━━━━━ Available records ━━━━━

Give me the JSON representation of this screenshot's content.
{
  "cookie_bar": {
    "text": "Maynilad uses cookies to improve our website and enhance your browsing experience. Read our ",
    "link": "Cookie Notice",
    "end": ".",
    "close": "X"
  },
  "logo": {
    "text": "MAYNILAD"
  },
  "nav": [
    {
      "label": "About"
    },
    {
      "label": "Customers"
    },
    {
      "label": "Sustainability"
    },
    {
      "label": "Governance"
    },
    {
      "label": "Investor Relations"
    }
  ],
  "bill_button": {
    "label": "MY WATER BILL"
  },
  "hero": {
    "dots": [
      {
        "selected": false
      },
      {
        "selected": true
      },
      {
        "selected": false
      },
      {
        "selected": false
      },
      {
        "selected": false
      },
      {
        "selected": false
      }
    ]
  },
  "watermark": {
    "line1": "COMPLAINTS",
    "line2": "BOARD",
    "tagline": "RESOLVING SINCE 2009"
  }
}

━━━━━

__Request__:
Reproduce the full listing above, character for character.

__Answer to the problem__:
Give me the JSON representation of this screenshot's content.
{
  "cookie_bar": {
    "text": "Maynilad uses cookies to improve our website and enhance your browsing experience. Read our ",
    "link": "Cookie Notice",
    "end": ".",
    "close": "X"
  },
  "logo": {
    "text": "MAYNILAD"
  },
  "nav": [
    {
      "label": "About"
    },
    {
      "label": "Customers"
    },
    {
      "label": "Sustainability"
    },
    {
      "label": "Governance"
    },
    {
      "label": "Investor Relations"
    }
  ],
  "bill_button": {
    "label": "MY WATER BILL"
  },
  "hero": {
    "dots": [
      {
        "selected": false
      },
      {
        "selected": true
      },
      {
        "selected": false
      },
      {
        "selected": false
      },
      {
        "selected": false
      },
      {
        "selected": false
      }
    ]
  },
  "watermark": {
    "line1": "COMPLAINTS",
    "line2": "BOARD",
    "tagline": "RESOLVING SINCE 2009"
  }
}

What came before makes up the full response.